EXERCISE BRIEF.
Return the material below in full and exactly.

(Dataset entries)
|---|

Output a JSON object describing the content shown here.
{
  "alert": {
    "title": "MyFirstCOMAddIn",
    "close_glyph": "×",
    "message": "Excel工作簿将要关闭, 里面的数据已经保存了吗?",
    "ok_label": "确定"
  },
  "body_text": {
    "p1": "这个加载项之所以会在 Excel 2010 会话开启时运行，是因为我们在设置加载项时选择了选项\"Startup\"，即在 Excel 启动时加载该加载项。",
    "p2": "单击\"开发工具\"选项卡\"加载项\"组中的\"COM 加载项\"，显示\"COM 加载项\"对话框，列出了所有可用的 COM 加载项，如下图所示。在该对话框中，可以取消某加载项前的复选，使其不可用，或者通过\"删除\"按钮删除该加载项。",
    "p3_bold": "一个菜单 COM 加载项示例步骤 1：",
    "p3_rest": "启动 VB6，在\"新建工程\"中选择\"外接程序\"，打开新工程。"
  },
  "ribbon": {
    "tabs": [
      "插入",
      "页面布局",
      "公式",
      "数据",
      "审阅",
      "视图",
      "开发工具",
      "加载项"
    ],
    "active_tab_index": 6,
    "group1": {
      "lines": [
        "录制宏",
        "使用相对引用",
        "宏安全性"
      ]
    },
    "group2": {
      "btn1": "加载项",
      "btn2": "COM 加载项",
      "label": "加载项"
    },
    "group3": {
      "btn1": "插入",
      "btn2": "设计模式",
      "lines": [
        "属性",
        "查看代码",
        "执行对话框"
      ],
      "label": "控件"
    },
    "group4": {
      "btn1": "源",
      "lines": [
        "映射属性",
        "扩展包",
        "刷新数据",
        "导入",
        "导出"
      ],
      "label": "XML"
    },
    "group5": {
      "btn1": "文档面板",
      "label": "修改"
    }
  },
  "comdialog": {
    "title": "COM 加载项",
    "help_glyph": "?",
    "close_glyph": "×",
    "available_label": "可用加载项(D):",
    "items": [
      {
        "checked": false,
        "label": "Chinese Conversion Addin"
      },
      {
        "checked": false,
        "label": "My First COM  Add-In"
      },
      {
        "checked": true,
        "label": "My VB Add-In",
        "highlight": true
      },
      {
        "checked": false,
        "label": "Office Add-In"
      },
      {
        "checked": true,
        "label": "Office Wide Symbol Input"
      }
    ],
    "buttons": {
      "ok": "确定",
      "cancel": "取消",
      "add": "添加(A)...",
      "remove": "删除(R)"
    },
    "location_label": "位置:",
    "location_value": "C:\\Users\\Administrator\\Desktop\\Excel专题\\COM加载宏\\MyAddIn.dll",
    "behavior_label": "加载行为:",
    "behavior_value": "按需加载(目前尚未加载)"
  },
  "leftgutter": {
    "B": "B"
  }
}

|---|

RESULT OF THIS TASK.
Output a JSON object describing the content shown here.
{
  "alert": {
    "title": "MyFirstCOMAddIn",
    "close_glyph": "×",
    "message": "Excel工作簿将要关闭, 里面的数据已经保存了吗?",
    "ok_label": "确定"
  },
  "body_text": {
    "p1": "这个加载项之所以会在 Excel 2010 会话开启时运行，是因为我们在设置加载项时选择了选项\"Startup\"，即在 Excel 启动时加载该加载项。",
    "p2": "单击\"开发工具\"选项卡\"加载项\"组中的\"COM 加载项\"，显示\"COM 加载项\"对话框，列出了所有可用的 COM 加载项，如下图所示。在该对话框中，可以取消某加载项前的复选，使其不可用，或者通过\"删除\"按钮删除该加载项。",
    "p3_bold": "一个菜单 COM 加载项示例步骤 1：",
    "p3_rest": "启动 VB6，在\"新建工程\"中选择\"外接程序\"，打开新工程。"
  },
  "ribbon": {
    "tabs": [
      "插入",
      "页面布局",
      "公式",
      "数据",
      "审阅",
      "视图",
      "开发工具",
      "加载项"
    ],
    "active_tab_index": 6,
    "group1": {
      "lines": [
        "录制宏",
        "使用相对引用",
        "宏安全性"
      ]
    },
    "group2": {
      "btn1": "加载项",
      "btn2": "COM 加载项",
      "label": "加载项"
    },
    "group3": {
      "btn1": "插入",
      "btn2": "设计模式",
      "lines": [
        "属性",
        "查看代码",
        "执行对话框"
      ],
      "label": "控件"
    },
    "group4": {
      "btn1": "源",
      "lines": [
        "映射属性",
        "扩展包",
        "刷新数据",
        "导入",
        "导出"
      ],
      "label": "XML"
    },
    "group5": {
      "btn1": "文档面板",
      "label": "修改"
    }
  },
  "comdialog": {
    "title": "COM 加载项",
    "help_glyph": "?",
    "close_glyph": "×",
    "available_label": "可用加载项(D):",
    "items": [
      {
        "checked": false,
        "label": "Chinese Conversion Addin"
      },
      {
        "checked": false,
        "label": "My First COM  Add-In"
      },
      {
        "checked": true,
        "label": "My VB Add-In",
        "highlight": true
      },
      {
        "checked": false,
        "label": "Office Add-In"
      },
      {
        "checked": true,
        "label": "Office Wide Symbol Input"
      }
    ],
    "buttons": {
      "ok": "确定",
      "cancel": "取消",
      "add": "添加(A)...",
      "remove": "删除(R)"
    },
    "location_label": "位置:",
    "location_value": "C:\\Users\\Administrator\\Desktop\\Excel专题\\COM加载宏\\MyAddIn.dll",
    "behavior_label": "加载行为:",
    "behavior_value": "按需加载(目前尚未加载)"
  },
  "leftgutter": {
    "B": "B"
  }
}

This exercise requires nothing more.